Reproduce every line of the listing as written, apart from the pictures.

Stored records
────────────────────
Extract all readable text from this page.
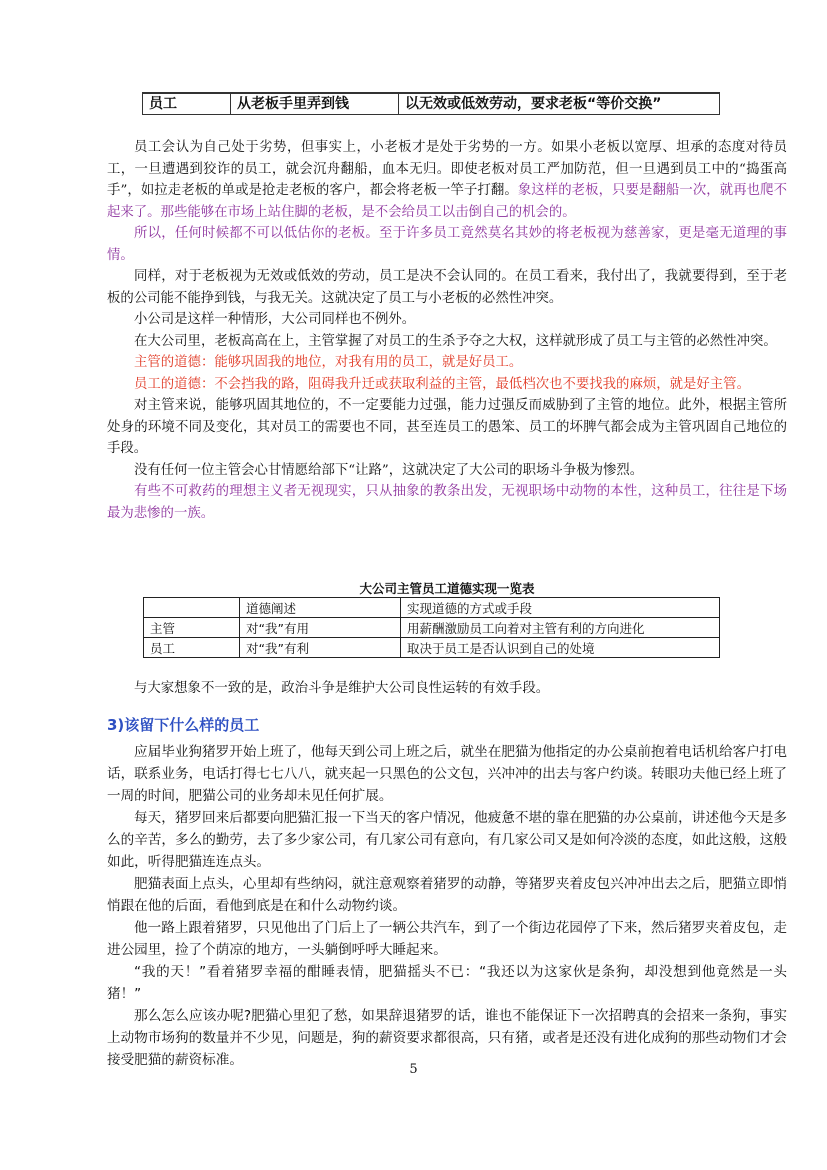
员工	从老板手里弄到钱	以无效或低效劳动，要求老板“等价交换”

员工会认为自己处于劣势，但事实上，小老板才是处于劣势的一方。如果小老板以宽厚、坦承的态度对待员工，一旦遭遇到狡诈的员工，就会沉舟翻船，血本无归。即使老板对员工严加防范，但一旦遇到员工中的“捣蛋高手”，如拉走老板的单或是抢走老板的客户，都会将老板一竿子打翻。象这样的老板，只要是翻船一次，就再也爬不起来了。那些能够在市场上站住脚的老板，是不会给员工以击倒自己的机会的。

所以，任何时候都不可以低估你的老板。至于许多员工竟然莫名其妙的将老板视为慈善家，更是毫无道理的事情。

同样，对于老板视为无效或低效的劳动，员工是决不会认同的。在员工看来，我付出了，我就要得到，至于老板的公司能不能挣到钱，与我无关。这就决定了员工与小老板的必然性冲突。

小公司是这样一种情形，大公司同样也不例外。

在大公司里，老板高高在上，主管掌握了对员工的生杀予夺之大权，这样就形成了员工与主管的必然性冲突。

主管的道德：能够巩固我的地位，对我有用的员工，就是好员工。

员工的道德：不会挡我的路，阻碍我升迁或获取利益的主管，最低档次也不要找我的麻烦，就是好主管。

对主管来说，能够巩固其地位的，不一定要能力过强，能力过强反而威胁到了主管的地位。此外，根据主管所处身的环境不同及变化，其对员工的需要也不同，甚至连员工的愚笨、员工的坏脾气都会成为主管巩固自己地位的手段。

没有任何一位主管会心甘情愿给部下“让路”，这就决定了大公司的职场斗争极为惨烈。

有些不可救药的理想主义者无视现实，只从抽象的教条出发，无视职场中动物的本性，这种员工，往往是下场最为悲惨的一族。

大公司主管员工道德实现一览表
	道德阐述	实现道德的方式或手段
主管	对“我”有用	用薪酬激励员工向着对主管有利的方向进化
员工	对“我”有利	取决于员工是否认识到自己的处境

与大家想象不一致的是，政治斗争是维护大公司良性运转的有效手段。

3)该留下什么样的员工

应届毕业狗猪罗开始上班了，他每天到公司上班之后，就坐在肥猫为他指定的办公桌前抱着电话机给客户打电话，联系业务，电话打得七七八八，就夹起一只黑色的公文包，兴冲冲的出去与客户约谈。转眼功夫他已经上班了一周的时间，肥猫公司的业务却未见任何扩展。

每天，猪罗回来后都要向肥猫汇报一下当天的客户情况，他疲惫不堪的靠在肥猫的办公桌前，讲述他今天是多么的辛苦，多么的勤劳，去了多少家公司，有几家公司有意向，有几家公司又是如何冷淡的态度，如此这般，这般如此，听得肥猫连连点头。

肥猫表面上点头，心里却有些纳闷，就注意观察着猪罗的动静，等猪罗夹着皮包兴冲冲出去之后，肥猫立即悄悄跟在他的后面，看他到底是在和什么动物约谈。

他一路上跟着猪罗，只见他出了门后上了一辆公共汽车，到了一个街边花园停了下来，然后猪罗夹着皮包，走进公园里，捡了个荫凉的地方，一头躺倒呼呼大睡起来。

“我的天！”看着猪罗幸福的酣睡表情，肥猫摇头不已：“我还以为这家伙是条狗，却没想到他竟然是一头猪！”

那么怎么应该办呢?肥猫心里犯了愁，如果辞退猪罗的话，谁也不能保证下一次招聘真的会招来一条狗，事实上动物市场狗的数量并不少见，问题是，狗的薪资要求都很高，只有猪，或者是还没有进化成狗的那些动物们才会接受肥猫的薪资标准。

5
────────────────────
* **Reply to the exercise**
Extract all readable text from this page.
员工	从老板手里弄到钱	以无效或低效劳动，要求老板“等价交换”

员工会认为自己处于劣势，但事实上，小老板才是处于劣势的一方。如果小老板以宽厚、坦承的态度对待员工，一旦遭遇到狡诈的员工，就会沉舟翻船，血本无归。即使老板对员工严加防范，但一旦遇到员工中的“捣蛋高手”，如拉走老板的单或是抢走老板的客户，都会将老板一竿子打翻。象这样的老板，只要是翻船一次，就再也爬不起来了。那些能够在市场上站住脚的老板，是不会给员工以击倒自己的机会的。

所以，任何时候都不可以低估你的老板。至于许多员工竟然莫名其妙的将老板视为慈善家，更是毫无道理的事情。

同样，对于老板视为无效或低效的劳动，员工是决不会认同的。在员工看来，我付出了，我就要得到，至于老板的公司能不能挣到钱，与我无关。这就决定了员工与小老板的必然性冲突。

小公司是这样一种情形，大公司同样也不例外。

在大公司里，老板高高在上，主管掌握了对员工的生杀予夺之大权，这样就形成了员工与主管的必然性冲突。

主管的道德：能够巩固我的地位，对我有用的员工，就是好员工。

员工的道德：不会挡我的路，阻碍我升迁或获取利益的主管，最低档次也不要找我的麻烦，就是好主管。

对主管来说，能够巩固其地位的，不一定要能力过强，能力过强反而威胁到了主管的地位。此外，根据主管所处身的环境不同及变化，其对员工的需要也不同，甚至连员工的愚笨、员工的坏脾气都会成为主管巩固自己地位的手段。

没有任何一位主管会心甘情愿给部下“让路”，这就决定了大公司的职场斗争极为惨烈。

有些不可救药的理想主义者无视现实，只从抽象的教条出发，无视职场中动物的本性，这种员工，往往是下场最为悲惨的一族。

大公司主管员工道德实现一览表
	道德阐述	实现道德的方式或手段
主管	对“我”有用	用薪酬激励员工向着对主管有利的方向进化
员工	对“我”有利	取决于员工是否认识到自己的处境

与大家想象不一致的是，政治斗争是维护大公司良性运转的有效手段。

3)该留下什么样的员工

应届毕业狗猪罗开始上班了，他每天到公司上班之后，就坐在肥猫为他指定的办公桌前抱着电话机给客户打电话，联系业务，电话打得七七八八，就夹起一只黑色的公文包，兴冲冲的出去与客户约谈。转眼功夫他已经上班了一周的时间，肥猫公司的业务却未见任何扩展。

每天，猪罗回来后都要向肥猫汇报一下当天的客户情况，他疲惫不堪的靠在肥猫的办公桌前，讲述他今天是多么的辛苦，多么的勤劳，去了多少家公司，有几家公司有意向，有几家公司又是如何冷淡的态度，如此这般，这般如此，听得肥猫连连点头。

肥猫表面上点头，心里却有些纳闷，就注意观察着猪罗的动静，等猪罗夹着皮包兴冲冲出去之后，肥猫立即悄悄跟在他的后面，看他到底是在和什么动物约谈。

他一路上跟着猪罗，只见他出了门后上了一辆公共汽车，到了一个街边花园停了下来，然后猪罗夹着皮包，走进公园里，捡了个荫凉的地方，一头躺倒呼呼大睡起来。

“我的天！”看着猪罗幸福的酣睡表情，肥猫摇头不已：“我还以为这家伙是条狗，却没想到他竟然是一头猪！”

那么怎么应该办呢?肥猫心里犯了愁，如果辞退猪罗的话，谁也不能保证下一次招聘真的会招来一条狗，事实上动物市场狗的数量并不少见，问题是，狗的薪资要求都很高，只有猪，或者是还没有进化成狗的那些动物们才会接受肥猫的薪资标准。

5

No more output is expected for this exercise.